- _Raw records_:

==============================

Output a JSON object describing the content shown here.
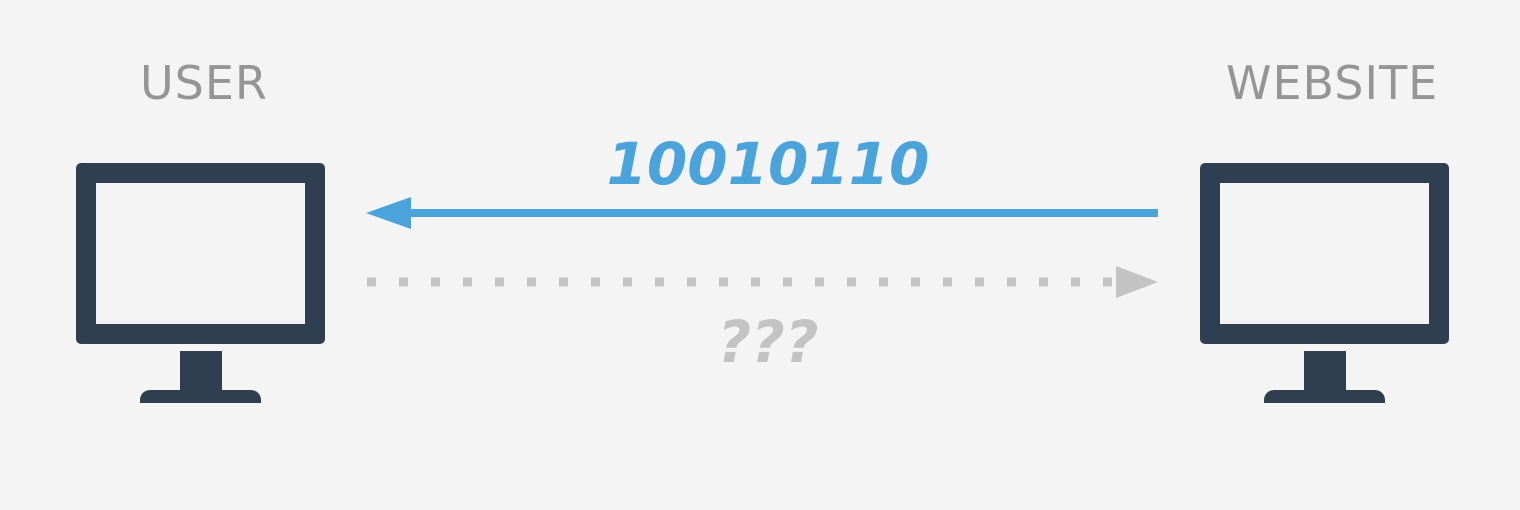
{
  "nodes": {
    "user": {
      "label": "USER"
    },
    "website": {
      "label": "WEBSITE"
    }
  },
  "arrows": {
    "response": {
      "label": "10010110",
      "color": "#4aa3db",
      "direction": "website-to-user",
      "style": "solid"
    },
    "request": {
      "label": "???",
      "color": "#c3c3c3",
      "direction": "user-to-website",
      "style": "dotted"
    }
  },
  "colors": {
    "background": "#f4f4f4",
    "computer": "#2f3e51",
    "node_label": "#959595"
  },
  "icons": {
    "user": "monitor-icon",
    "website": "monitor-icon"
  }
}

==============================

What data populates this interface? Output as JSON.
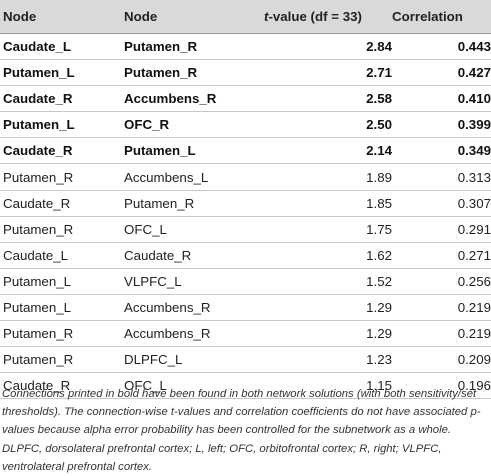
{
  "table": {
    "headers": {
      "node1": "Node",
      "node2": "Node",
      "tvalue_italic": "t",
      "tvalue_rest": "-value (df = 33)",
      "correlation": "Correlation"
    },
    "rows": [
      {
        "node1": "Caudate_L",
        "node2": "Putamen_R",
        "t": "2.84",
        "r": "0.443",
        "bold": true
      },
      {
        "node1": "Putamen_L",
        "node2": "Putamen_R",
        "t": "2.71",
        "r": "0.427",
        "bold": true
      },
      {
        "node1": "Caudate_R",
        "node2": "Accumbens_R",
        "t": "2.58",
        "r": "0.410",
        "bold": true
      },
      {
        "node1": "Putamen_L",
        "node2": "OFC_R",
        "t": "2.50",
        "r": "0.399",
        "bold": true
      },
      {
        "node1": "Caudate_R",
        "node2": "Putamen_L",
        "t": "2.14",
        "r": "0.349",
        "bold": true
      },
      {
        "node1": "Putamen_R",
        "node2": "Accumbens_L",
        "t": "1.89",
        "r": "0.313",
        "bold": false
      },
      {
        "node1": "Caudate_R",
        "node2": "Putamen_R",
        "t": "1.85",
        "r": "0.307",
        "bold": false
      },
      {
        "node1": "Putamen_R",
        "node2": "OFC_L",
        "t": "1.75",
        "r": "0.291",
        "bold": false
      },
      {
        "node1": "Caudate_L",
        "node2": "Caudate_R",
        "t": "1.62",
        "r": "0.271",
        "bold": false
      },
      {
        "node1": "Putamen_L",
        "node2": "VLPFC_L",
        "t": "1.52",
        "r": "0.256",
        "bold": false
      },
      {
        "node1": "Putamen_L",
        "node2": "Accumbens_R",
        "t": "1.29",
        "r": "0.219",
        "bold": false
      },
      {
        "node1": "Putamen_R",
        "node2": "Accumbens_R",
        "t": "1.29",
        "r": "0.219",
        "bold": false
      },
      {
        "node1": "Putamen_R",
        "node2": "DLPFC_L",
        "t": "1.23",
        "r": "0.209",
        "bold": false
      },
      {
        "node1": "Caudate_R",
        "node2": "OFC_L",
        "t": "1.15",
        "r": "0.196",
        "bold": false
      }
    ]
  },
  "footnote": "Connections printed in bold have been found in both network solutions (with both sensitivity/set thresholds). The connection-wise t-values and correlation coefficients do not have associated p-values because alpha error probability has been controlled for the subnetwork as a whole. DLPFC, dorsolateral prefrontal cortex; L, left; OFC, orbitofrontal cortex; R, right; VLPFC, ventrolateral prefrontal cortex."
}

==============================

- _What needs to be done_: Return all lines of the material above in which the word "direction" occurs.

- _Exercise result_:
      "direction": "website-to-user",
      "direction": "user-to-website",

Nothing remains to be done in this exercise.